- _Work to be completed_: All material below is to be reproduced exactly.

- _Extracted entries_:

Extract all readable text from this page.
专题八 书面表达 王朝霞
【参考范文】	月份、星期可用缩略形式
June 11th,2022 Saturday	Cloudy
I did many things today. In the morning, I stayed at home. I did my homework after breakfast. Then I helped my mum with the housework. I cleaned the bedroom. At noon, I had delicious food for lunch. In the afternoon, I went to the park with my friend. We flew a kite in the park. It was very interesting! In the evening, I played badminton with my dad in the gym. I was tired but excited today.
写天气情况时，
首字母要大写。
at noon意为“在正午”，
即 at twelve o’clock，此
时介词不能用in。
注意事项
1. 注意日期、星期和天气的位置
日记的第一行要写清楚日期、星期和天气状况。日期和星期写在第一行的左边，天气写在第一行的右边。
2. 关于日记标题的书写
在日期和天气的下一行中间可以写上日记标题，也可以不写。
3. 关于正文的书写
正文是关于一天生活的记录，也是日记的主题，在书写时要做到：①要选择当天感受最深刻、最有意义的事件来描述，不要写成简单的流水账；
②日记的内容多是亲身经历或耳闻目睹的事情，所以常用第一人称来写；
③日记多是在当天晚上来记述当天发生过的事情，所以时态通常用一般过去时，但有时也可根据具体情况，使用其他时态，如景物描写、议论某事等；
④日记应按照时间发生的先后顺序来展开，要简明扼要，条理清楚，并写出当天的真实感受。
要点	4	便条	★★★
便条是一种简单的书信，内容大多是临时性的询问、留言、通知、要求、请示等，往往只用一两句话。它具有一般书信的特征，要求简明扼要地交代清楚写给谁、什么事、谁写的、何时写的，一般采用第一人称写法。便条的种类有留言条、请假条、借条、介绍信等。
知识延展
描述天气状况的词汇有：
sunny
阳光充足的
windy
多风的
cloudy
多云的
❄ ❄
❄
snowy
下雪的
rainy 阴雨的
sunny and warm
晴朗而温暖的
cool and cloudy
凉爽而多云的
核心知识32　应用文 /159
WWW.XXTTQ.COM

- _Response_:
Extract all readable text from this page.
专题八 书面表达 王朝霞
【参考范文】	月份、星期可用缩略形式
June 11th,2022 Saturday	Cloudy
I did many things today. In the morning, I stayed at home. I did my homework after breakfast. Then I helped my mum with the housework. I cleaned the bedroom. At noon, I had delicious food for lunch. In the afternoon, I went to the park with my friend. We flew a kite in the park. It was very interesting! In the evening, I played badminton with my dad in the gym. I was tired but excited today.
写天气情况时，
首字母要大写。
at noon意为“在正午”，
即 at twelve o’clock，此
时介词不能用in。
注意事项
1. 注意日期、星期和天气的位置
日记的第一行要写清楚日期、星期和天气状况。日期和星期写在第一行的左边，天气写在第一行的右边。
2. 关于日记标题的书写
在日期和天气的下一行中间可以写上日记标题，也可以不写。
3. 关于正文的书写
正文是关于一天生活的记录，也是日记的主题，在书写时要做到：①要选择当天感受最深刻、最有意义的事件来描述，不要写成简单的流水账；
②日记的内容多是亲身经历或耳闻目睹的事情，所以常用第一人称来写；
③日记多是在当天晚上来记述当天发生过的事情，所以时态通常用一般过去时，但有时也可根据具体情况，使用其他时态，如景物描写、议论某事等；
④日记应按照时间发生的先后顺序来展开，要简明扼要，条理清楚，并写出当天的真实感受。
要点	4	便条	★★★
便条是一种简单的书信，内容大多是临时性的询问、留言、通知、要求、请示等，往往只用一两句话。它具有一般书信的特征，要求简明扼要地交代清楚写给谁、什么事、谁写的、何时写的，一般采用第一人称写法。便条的种类有留言条、请假条、借条、介绍信等。
知识延展
描述天气状况的词汇有：
sunny
阳光充足的
windy
多风的
cloudy
多云的
❄ ❄
❄
snowy
下雪的
rainy 阴雨的
sunny and warm
晴朗而温暖的
cool and cloudy
凉爽而多云的
核心知识32　应用文 /159
WWW.XXTTQ.COM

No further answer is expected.